### SHORT TASK
Reproduce all of the data exactly, with no line skipped.

### Entries with figure data
********************
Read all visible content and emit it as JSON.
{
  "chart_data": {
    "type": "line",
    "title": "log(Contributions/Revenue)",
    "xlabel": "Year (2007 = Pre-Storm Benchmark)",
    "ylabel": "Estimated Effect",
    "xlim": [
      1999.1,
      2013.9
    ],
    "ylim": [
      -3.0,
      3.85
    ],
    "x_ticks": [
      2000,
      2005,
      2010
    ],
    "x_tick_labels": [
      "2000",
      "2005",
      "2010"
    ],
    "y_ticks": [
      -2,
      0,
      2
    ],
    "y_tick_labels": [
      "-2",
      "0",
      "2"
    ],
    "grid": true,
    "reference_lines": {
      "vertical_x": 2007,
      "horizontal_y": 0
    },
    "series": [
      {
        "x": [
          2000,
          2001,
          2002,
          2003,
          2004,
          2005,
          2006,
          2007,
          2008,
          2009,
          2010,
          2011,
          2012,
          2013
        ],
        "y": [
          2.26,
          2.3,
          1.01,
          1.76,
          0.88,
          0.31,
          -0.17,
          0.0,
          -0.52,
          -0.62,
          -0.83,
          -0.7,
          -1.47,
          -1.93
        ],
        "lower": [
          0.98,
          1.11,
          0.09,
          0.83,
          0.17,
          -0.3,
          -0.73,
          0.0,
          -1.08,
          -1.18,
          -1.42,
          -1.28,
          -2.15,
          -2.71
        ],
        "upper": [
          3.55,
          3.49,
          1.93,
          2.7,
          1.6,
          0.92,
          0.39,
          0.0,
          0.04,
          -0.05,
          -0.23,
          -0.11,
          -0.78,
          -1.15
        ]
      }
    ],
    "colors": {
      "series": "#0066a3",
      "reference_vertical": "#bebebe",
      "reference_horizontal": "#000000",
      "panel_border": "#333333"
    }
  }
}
********************
### ANSWER TO THE EXERCISE
Read all visible content and emit it as JSON.
{
  "chart_data": {
    "type": "line",
    "title": "log(Contributions/Revenue)",
    "xlabel": "Year (2007 = Pre-Storm Benchmark)",
    "ylabel": "Estimated Effect",
    "xlim": [
      1999.1,
      2013.9
    ],
    "ylim": [
      -3.0,
      3.85
    ],
    "x_ticks": [
      2000,
      2005,
      2010
    ],
    "x_tick_labels": [
      "2000",
      "2005",
      "2010"
    ],
    "y_ticks": [
      -2,
      0,
      2
    ],
    "y_tick_labels": [
      "-2",
      "0",
      "2"
    ],
    "grid": true,
    "reference_lines": {
      "vertical_x": 2007,
      "horizontal_y": 0
    },
    "series": [
      {
        "x": [
          2000,
          2001,
          2002,
          2003,
          2004,
          2005,
          2006,
          2007,
          2008,
          2009,
          2010,
          2011,
          2012,
          2013
        ],
        "y": [
          2.26,
          2.3,
          1.01,
          1.76,
          0.88,
          0.31,
          -0.17,
          0.0,
          -0.52,
          -0.62,
          -0.83,
          -0.7,
          -1.47,
          -1.93
        ],
        "lower": [
          0.98,
          1.11,
          0.09,
          0.83,
          0.17,
          -0.3,
          -0.73,
          0.0,
          -1.08,
          -1.18,
          -1.42,
          -1.28,
          -2.15,
          -2.71
        ],
        "upper": [
          3.55,
          3.49,
          1.93,
          2.7,
          1.6,
          0.92,
          0.39,
          0.0,
          0.04,
          -0.05,
          -0.23,
          -0.11,
          -0.78,
          -1.15
        ]
      }
    ],
    "colors": {
      "series": "#0066a3",
      "reference_vertical": "#bebebe",
      "reference_horizontal": "#000000",
      "panel_border": "#333333"
    }
  }
}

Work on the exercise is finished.